▶ Bounding box entries
>> START
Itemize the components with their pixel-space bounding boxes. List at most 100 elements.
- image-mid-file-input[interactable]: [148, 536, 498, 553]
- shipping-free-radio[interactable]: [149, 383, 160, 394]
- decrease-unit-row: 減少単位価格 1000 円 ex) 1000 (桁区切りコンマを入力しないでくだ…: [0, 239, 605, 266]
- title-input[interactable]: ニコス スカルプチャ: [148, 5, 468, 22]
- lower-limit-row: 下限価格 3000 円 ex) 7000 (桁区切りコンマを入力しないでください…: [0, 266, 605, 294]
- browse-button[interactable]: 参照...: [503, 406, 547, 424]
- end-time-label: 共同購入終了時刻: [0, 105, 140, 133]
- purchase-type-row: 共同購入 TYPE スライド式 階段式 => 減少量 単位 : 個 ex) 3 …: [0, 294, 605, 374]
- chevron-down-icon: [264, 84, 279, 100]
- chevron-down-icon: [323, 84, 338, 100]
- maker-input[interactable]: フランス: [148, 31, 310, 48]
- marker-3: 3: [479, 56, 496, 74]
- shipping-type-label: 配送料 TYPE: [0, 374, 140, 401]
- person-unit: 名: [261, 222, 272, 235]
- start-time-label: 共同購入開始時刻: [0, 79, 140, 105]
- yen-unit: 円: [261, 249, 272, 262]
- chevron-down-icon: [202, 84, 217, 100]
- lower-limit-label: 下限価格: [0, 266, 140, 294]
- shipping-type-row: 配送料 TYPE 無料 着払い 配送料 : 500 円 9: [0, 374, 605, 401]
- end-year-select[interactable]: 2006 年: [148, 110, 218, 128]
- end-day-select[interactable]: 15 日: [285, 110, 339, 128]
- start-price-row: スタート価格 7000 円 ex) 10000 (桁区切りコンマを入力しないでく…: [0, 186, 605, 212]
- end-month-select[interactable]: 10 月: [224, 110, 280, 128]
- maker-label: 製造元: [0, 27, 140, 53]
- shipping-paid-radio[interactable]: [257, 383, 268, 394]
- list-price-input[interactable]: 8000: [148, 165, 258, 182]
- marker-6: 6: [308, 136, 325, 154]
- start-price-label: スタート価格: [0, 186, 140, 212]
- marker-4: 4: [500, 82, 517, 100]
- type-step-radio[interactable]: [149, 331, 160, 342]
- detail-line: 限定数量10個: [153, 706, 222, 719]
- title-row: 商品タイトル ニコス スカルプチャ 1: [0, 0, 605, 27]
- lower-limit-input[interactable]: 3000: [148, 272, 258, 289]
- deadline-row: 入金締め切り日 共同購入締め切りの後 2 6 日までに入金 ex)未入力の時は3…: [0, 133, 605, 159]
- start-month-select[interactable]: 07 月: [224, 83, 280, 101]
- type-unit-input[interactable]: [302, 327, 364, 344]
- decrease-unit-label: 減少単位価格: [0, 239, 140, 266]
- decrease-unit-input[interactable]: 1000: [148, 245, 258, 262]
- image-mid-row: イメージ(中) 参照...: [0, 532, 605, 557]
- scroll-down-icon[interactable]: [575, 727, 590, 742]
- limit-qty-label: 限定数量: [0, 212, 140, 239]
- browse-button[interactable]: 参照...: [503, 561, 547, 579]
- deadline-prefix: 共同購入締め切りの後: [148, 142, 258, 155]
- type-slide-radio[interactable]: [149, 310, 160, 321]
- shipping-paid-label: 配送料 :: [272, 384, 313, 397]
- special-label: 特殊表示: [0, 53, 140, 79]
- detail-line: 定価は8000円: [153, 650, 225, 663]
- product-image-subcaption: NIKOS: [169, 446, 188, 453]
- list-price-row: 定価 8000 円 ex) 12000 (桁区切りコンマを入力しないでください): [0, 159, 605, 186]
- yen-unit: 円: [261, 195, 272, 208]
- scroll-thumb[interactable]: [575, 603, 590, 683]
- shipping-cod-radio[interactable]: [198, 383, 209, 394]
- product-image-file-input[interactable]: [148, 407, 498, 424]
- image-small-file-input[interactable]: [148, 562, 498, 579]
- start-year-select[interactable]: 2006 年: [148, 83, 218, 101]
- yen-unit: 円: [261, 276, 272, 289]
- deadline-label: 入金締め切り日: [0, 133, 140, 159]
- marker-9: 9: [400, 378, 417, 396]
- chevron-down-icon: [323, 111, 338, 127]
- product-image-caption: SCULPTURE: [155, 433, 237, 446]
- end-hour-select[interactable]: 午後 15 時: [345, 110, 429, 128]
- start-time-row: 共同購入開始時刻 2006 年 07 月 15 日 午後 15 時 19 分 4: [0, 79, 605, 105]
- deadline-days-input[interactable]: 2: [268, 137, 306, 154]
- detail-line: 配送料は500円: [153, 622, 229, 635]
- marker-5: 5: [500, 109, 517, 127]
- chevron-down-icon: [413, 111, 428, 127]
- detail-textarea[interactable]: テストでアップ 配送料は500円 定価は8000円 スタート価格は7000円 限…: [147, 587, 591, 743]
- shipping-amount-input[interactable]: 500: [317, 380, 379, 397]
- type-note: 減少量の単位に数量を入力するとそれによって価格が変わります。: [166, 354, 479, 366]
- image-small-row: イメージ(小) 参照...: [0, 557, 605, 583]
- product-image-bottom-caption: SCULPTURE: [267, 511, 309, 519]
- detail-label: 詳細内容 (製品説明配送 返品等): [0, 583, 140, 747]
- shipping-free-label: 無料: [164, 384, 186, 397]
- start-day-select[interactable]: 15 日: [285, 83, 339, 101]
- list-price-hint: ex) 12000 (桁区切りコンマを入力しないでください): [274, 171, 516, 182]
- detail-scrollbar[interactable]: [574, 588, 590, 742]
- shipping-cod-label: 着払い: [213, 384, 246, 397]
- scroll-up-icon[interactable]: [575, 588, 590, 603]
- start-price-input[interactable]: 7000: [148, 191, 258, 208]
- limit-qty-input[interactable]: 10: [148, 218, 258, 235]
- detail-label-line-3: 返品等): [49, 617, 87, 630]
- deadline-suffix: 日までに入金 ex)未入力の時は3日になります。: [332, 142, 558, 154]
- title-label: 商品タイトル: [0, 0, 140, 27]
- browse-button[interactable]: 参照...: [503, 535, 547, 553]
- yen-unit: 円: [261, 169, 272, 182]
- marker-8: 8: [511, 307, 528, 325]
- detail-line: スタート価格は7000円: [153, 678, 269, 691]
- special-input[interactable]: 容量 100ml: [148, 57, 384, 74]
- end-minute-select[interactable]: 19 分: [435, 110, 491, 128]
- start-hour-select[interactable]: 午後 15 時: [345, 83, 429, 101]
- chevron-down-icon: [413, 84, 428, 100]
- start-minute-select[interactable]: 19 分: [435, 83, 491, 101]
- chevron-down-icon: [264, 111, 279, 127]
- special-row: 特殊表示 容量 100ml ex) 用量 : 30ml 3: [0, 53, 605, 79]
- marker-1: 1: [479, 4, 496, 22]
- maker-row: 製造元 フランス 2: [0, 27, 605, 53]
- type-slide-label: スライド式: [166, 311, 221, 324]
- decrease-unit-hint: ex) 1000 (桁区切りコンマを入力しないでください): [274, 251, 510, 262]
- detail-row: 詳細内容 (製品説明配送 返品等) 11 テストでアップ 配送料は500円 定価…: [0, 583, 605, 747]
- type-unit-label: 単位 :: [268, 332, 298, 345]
>> END
▶ WRITTEN INSTRUCTION
Copy out the items word for word, starting at the very first line and ending at the line that contains "- decrease-unit-row: 減少単位価格".

▶ TASK SOLUTION
Itemize the components with their pixel-space bounding boxes. List at most 100 elements.
- image-mid-file-input[interactable]: [148, 536, 498, 553]
- shipping-free-radio[interactable]: [149, 383, 160, 394]
- decrease-unit-row: 減少単位価格 1000 円 ex) 1000 (桁区切りコンマを入力しないでくだ…: [0, 239, 605, 266]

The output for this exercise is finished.